Give the records back in full, exactly as they read.

══ Material for this task

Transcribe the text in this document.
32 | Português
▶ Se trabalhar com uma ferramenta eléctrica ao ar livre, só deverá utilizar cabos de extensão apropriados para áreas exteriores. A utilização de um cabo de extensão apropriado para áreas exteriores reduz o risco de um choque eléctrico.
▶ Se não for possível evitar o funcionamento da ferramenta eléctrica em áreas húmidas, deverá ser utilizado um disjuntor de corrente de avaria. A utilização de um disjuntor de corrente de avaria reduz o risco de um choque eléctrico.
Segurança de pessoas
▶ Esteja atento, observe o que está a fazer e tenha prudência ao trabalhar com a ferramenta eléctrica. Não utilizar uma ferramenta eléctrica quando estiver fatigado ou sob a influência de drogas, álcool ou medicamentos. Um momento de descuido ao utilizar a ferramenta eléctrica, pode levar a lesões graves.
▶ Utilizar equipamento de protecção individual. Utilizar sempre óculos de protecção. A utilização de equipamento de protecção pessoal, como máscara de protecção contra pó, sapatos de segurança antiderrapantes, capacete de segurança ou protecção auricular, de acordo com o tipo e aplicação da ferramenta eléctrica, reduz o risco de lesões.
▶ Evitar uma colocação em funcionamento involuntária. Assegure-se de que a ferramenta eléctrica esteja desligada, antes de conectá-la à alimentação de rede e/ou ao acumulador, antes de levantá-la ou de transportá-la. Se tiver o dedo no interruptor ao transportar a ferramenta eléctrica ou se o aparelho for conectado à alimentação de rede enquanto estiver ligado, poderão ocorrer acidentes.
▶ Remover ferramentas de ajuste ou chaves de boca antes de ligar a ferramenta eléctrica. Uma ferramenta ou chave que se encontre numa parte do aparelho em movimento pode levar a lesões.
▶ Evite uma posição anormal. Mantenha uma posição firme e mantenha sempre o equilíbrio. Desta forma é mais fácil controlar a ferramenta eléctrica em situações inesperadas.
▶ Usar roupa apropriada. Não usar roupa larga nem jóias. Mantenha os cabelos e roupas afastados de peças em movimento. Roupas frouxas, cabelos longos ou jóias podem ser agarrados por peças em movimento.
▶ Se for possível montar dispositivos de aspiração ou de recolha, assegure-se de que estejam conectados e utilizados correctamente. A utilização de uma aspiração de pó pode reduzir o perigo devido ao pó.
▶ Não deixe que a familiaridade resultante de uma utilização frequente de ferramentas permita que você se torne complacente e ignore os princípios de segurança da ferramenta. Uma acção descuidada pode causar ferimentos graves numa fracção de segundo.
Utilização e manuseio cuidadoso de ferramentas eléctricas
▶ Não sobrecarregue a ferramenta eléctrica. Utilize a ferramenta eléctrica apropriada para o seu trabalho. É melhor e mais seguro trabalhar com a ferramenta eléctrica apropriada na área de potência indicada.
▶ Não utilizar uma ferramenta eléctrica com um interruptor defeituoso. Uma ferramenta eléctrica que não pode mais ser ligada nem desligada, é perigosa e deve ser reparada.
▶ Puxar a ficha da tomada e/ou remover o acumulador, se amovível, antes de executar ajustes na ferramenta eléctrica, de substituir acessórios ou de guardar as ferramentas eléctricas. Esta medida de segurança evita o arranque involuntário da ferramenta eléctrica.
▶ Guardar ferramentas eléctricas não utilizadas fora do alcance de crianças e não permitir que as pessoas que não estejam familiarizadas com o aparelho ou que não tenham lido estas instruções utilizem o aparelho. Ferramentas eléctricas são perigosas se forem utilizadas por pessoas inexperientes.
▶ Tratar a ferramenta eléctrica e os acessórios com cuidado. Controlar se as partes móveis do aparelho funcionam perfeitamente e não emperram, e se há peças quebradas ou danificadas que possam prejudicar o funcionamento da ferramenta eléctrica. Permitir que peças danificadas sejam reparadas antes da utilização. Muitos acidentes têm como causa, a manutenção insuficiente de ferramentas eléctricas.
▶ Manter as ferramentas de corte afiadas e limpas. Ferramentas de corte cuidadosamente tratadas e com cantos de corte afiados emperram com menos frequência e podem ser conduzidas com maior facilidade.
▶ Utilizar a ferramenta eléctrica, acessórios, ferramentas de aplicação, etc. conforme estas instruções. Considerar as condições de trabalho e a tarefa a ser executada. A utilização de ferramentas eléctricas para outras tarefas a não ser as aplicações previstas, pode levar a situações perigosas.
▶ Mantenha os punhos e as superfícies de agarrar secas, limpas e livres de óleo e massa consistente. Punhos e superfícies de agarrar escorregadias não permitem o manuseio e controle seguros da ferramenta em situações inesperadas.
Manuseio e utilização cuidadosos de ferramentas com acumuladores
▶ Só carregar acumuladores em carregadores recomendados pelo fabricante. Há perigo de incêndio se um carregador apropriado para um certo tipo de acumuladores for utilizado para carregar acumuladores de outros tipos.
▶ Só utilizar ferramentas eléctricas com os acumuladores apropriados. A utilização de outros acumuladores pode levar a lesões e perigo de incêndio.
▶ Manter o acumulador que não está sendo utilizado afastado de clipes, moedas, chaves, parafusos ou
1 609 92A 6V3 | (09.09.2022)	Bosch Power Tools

════

## Response to this exercise
Transcribe the text in this document.
32 | Português
▶ Se trabalhar com uma ferramenta eléctrica ao ar livre, só deverá utilizar cabos de extensão apropriados para áreas exteriores. A utilização de um cabo de extensão apropriado para áreas exteriores reduz o risco de um choque eléctrico.
▶ Se não for possível evitar o funcionamento da ferramenta eléctrica em áreas húmidas, deverá ser utilizado um disjuntor de corrente de avaria. A utilização de um disjuntor de corrente de avaria reduz o risco de um choque eléctrico.
Segurança de pessoas
▶ Esteja atento, observe o que está a fazer e tenha prudência ao trabalhar com a ferramenta eléctrica. Não utilizar uma ferramenta eléctrica quando estiver fatigado ou sob a influência de drogas, álcool ou medicamentos. Um momento de descuido ao utilizar a ferramenta eléctrica, pode levar a lesões graves.
▶ Utilizar equipamento de protecção individual. Utilizar sempre óculos de protecção. A utilização de equipamento de protecção pessoal, como máscara de protecção contra pó, sapatos de segurança antiderrapantes, capacete de segurança ou protecção auricular, de acordo com o tipo e aplicação da ferramenta eléctrica, reduz o risco de lesões.
▶ Evitar uma colocação em funcionamento involuntária. Assegure-se de que a ferramenta eléctrica esteja desligada, antes de conectá-la à alimentação de rede e/ou ao acumulador, antes de levantá-la ou de transportá-la. Se tiver o dedo no interruptor ao transportar a ferramenta eléctrica ou se o aparelho for conectado à alimentação de rede enquanto estiver ligado, poderão ocorrer acidentes.
▶ Remover ferramentas de ajuste ou chaves de boca antes de ligar a ferramenta eléctrica. Uma ferramenta ou chave que se encontre numa parte do aparelho em movimento pode levar a lesões.
▶ Evite uma posição anormal. Mantenha uma posição firme e mantenha sempre o equilíbrio. Desta forma é mais fácil controlar a ferramenta eléctrica em situações inesperadas.
▶ Usar roupa apropriada. Não usar roupa larga nem jóias. Mantenha os cabelos e roupas afastados de peças em movimento. Roupas frouxas, cabelos longos ou jóias podem ser agarrados por peças em movimento.
▶ Se for possível montar dispositivos de aspiração ou de recolha, assegure-se de que estejam conectados e utilizados correctamente. A utilização de uma aspiração de pó pode reduzir o perigo devido ao pó.
▶ Não deixe que a familiaridade resultante de uma utilização frequente de ferramentas permita que você se torne complacente e ignore os princípios de segurança da ferramenta. Uma acção descuidada pode causar ferimentos graves numa fracção de segundo.
Utilização e manuseio cuidadoso de ferramentas eléctricas
▶ Não sobrecarregue a ferramenta eléctrica. Utilize a ferramenta eléctrica apropriada para o seu trabalho. É melhor e mais seguro trabalhar com a ferramenta eléctrica apropriada na área de potência indicada.
▶ Não utilizar uma ferramenta eléctrica com um interruptor defeituoso. Uma ferramenta eléctrica que não pode mais ser ligada nem desligada, é perigosa e deve ser reparada.
▶ Puxar a ficha da tomada e/ou remover o acumulador, se amovível, antes de executar ajustes na ferramenta eléctrica, de substituir acessórios ou de guardar as ferramentas eléctricas. Esta medida de segurança evita o arranque involuntário da ferramenta eléctrica.
▶ Guardar ferramentas eléctricas não utilizadas fora do alcance de crianças e não permitir que as pessoas que não estejam familiarizadas com o aparelho ou que não tenham lido estas instruções utilizem o aparelho. Ferramentas eléctricas são perigosas se forem utilizadas por pessoas inexperientes.
▶ Tratar a ferramenta eléctrica e os acessórios com cuidado. Controlar se as partes móveis do aparelho funcionam perfeitamente e não emperram, e se há peças quebradas ou danificadas que possam prejudicar o funcionamento da ferramenta eléctrica. Permitir que peças danificadas sejam reparadas antes da utilização. Muitos acidentes têm como causa, a manutenção insuficiente de ferramentas eléctricas.
▶ Manter as ferramentas de corte afiadas e limpas. Ferramentas de corte cuidadosamente tratadas e com cantos de corte afiados emperram com menos frequência e podem ser conduzidas com maior facilidade.
▶ Utilizar a ferramenta eléctrica, acessórios, ferramentas de aplicação, etc. conforme estas instruções. Considerar as condições de trabalho e a tarefa a ser executada. A utilização de ferramentas eléctricas para outras tarefas a não ser as aplicações previstas, pode levar a situações perigosas.
▶ Mantenha os punhos e as superfícies de agarrar secas, limpas e livres de óleo e massa consistente. Punhos e superfícies de agarrar escorregadias não permitem o manuseio e controle seguros da ferramenta em situações inesperadas.
Manuseio e utilização cuidadosos de ferramentas com acumuladores
▶ Só carregar acumuladores em carregadores recomendados pelo fabricante. Há perigo de incêndio se um carregador apropriado para um certo tipo de acumuladores for utilizado para carregar acumuladores de outros tipos.
▶ Só utilizar ferramentas eléctricas com os acumuladores apropriados. A utilização de outros acumuladores pode levar a lesões e perigo de incêndio.
▶ Manter o acumulador que não está sendo utilizado afastado de clipes, moedas, chaves, parafusos ou
1 609 92A 6V3 | (09.09.2022)	Bosch Power Tools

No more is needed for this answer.